▶ _WORK TO DO_: Write out the full set of records below exactly.

▶ _EXTRACTED INFORMATION_:
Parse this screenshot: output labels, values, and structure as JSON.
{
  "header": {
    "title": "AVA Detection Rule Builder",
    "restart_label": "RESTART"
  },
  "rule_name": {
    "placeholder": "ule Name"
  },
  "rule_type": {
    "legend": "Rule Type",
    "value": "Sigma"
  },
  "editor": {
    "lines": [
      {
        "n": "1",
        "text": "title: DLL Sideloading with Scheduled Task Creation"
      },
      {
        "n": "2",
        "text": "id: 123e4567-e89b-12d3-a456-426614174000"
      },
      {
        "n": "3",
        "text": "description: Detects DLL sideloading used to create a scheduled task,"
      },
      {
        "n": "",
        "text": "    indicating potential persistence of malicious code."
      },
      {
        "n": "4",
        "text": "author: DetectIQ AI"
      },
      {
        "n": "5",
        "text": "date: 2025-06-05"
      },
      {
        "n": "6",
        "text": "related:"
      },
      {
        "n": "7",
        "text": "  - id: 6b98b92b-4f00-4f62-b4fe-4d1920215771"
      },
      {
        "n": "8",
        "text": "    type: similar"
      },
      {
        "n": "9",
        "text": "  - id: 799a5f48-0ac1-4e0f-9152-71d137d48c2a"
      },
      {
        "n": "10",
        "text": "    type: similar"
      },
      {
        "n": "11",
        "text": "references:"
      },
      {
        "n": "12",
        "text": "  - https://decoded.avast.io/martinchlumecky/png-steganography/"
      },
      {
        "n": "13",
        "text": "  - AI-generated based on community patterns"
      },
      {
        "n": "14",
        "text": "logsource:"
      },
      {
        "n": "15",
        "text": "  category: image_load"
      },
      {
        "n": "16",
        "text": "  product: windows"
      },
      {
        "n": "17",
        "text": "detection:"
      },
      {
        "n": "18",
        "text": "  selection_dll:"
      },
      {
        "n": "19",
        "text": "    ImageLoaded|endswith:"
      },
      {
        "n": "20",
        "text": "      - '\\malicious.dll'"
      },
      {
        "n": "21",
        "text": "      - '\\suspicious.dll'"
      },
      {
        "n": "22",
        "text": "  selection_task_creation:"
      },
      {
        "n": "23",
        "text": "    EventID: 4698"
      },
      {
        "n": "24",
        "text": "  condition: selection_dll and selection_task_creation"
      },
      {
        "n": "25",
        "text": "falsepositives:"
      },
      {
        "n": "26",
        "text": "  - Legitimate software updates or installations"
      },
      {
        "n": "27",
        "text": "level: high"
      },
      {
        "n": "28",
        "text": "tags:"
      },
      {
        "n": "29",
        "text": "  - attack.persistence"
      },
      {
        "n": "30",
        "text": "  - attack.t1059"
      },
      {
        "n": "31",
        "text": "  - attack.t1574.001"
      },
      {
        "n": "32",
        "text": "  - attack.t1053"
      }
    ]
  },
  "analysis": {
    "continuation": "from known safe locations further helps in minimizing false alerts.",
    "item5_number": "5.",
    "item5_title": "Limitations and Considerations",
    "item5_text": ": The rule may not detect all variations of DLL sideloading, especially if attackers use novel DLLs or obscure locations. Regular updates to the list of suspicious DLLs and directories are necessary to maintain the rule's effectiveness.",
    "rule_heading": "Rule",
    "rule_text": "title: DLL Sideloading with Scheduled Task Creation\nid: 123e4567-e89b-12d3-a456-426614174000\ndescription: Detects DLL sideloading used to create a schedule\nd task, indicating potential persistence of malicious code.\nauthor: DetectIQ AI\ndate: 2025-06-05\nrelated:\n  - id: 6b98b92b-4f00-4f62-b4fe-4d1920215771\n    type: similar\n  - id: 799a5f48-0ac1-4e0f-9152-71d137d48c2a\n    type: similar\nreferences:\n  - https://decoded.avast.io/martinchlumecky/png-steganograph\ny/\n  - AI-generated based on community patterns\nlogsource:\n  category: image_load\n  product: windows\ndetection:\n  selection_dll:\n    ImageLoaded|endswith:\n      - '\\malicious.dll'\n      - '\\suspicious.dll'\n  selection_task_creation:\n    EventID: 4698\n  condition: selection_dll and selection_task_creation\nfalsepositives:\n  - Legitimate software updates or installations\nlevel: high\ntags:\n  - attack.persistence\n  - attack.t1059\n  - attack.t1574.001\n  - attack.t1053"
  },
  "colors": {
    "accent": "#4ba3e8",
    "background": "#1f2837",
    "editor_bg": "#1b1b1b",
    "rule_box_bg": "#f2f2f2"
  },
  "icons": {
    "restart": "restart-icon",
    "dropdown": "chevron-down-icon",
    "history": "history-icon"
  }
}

▶ _RESPONSE_:
Parse this screenshot: output labels, values, and structure as JSON.
{
  "header": {
    "title": "AVA Detection Rule Builder",
    "restart_label": "RESTART"
  },
  "rule_name": {
    "placeholder": "ule Name"
  },
  "rule_type": {
    "legend": "Rule Type",
    "value": "Sigma"
  },
  "editor": {
    "lines": [
      {
        "n": "1",
        "text": "title: DLL Sideloading with Scheduled Task Creation"
      },
      {
        "n": "2",
        "text": "id: 123e4567-e89b-12d3-a456-426614174000"
      },
      {
        "n": "3",
        "text": "description: Detects DLL sideloading used to create a scheduled task,"
      },
      {
        "n": "",
        "text": "    indicating potential persistence of malicious code."
      },
      {
        "n": "4",
        "text": "author: DetectIQ AI"
      },
      {
        "n": "5",
        "text": "date: 2025-06-05"
      },
      {
        "n": "6",
        "text": "related:"
      },
      {
        "n": "7",
        "text": "  - id: 6b98b92b-4f00-4f62-b4fe-4d1920215771"
      },
      {
        "n": "8",
        "text": "    type: similar"
      },
      {
        "n": "9",
        "text": "  - id: 799a5f48-0ac1-4e0f-9152-71d137d48c2a"
      },
      {
        "n": "10",
        "text": "    type: similar"
      },
      {
        "n": "11",
        "text": "references:"
      },
      {
        "n": "12",
        "text": "  - https://decoded.avast.io/martinchlumecky/png-steganography/"
      },
      {
        "n": "13",
        "text": "  - AI-generated based on community patterns"
      },
      {
        "n": "14",
        "text": "logsource:"
      },
      {
        "n": "15",
        "text": "  category: image_load"
      },
      {
        "n": "16",
        "text": "  product: windows"
      },
      {
        "n": "17",
        "text": "detection:"
      },
      {
        "n": "18",
        "text": "  selection_dll:"
      },
      {
        "n": "19",
        "text": "    ImageLoaded|endswith:"
      },
      {
        "n": "20",
        "text": "      - '\\malicious.dll'"
      },
      {
        "n": "21",
        "text": "      - '\\suspicious.dll'"
      },
      {
        "n": "22",
        "text": "  selection_task_creation:"
      },
      {
        "n": "23",
        "text": "    EventID: 4698"
      },
      {
        "n": "24",
        "text": "  condition: selection_dll and selection_task_creation"
      },
      {
        "n": "25",
        "text": "falsepositives:"
      },
      {
        "n": "26",
        "text": "  - Legitimate software updates or installations"
      },
      {
        "n": "27",
        "text": "level: high"
      },
      {
        "n": "28",
        "text": "tags:"
      },
      {
        "n": "29",
        "text": "  - attack.persistence"
      },
      {
        "n": "30",
        "text": "  - attack.t1059"
      },
      {
        "n": "31",
        "text": "  - attack.t1574.001"
      },
      {
        "n": "32",
        "text": "  - attack.t1053"
      }
    ]
  },
  "analysis": {
    "continuation": "from known safe locations further helps in minimizing false alerts.",
    "item5_number": "5.",
    "item5_title": "Limitations and Considerations",
    "item5_text": ": The rule may not detect all variations of DLL sideloading, especially if attackers use novel DLLs or obscure locations. Regular updates to the list of suspicious DLLs and directories are necessary to maintain the rule's effectiveness.",
    "rule_heading": "Rule",
    "rule_text": "title: DLL Sideloading with Scheduled Task Creation\nid: 123e4567-e89b-12d3-a456-426614174000\ndescription: Detects DLL sideloading used to create a schedule\nd task, indicating potential persistence of malicious code.\nauthor: DetectIQ AI\ndate: 2025-06-05\nrelated:\n  - id: 6b98b92b-4f00-4f62-b4fe-4d1920215771\n    type: similar\n  - id: 799a5f48-0ac1-4e0f-9152-71d137d48c2a\n    type: similar\nreferences:\n  - https://decoded.avast.io/martinchlumecky/png-steganograph\ny/\n  - AI-generated based on community patterns\nlogsource:\n  category: image_load\n  product: windows\ndetection:\n  selection_dll:\n    ImageLoaded|endswith:\n      - '\\malicious.dll'\n      - '\\suspicious.dll'\n  selection_task_creation:\n    EventID: 4698\n  condition: selection_dll and selection_task_creation\nfalsepositives:\n  - Legitimate software updates or installations\nlevel: high\ntags:\n  - attack.persistence\n  - attack.t1059\n  - attack.t1574.001\n  - attack.t1053"
  },
  "colors": {
    "accent": "#4ba3e8",
    "background": "#1f2837",
    "editor_bg": "#1b1b1b",
    "rule_box_bg": "#f2f2f2"
  },
  "icons": {
    "restart": "restart-icon",
    "dropdown": "chevron-down-icon",
    "history": "history-icon"
  }
}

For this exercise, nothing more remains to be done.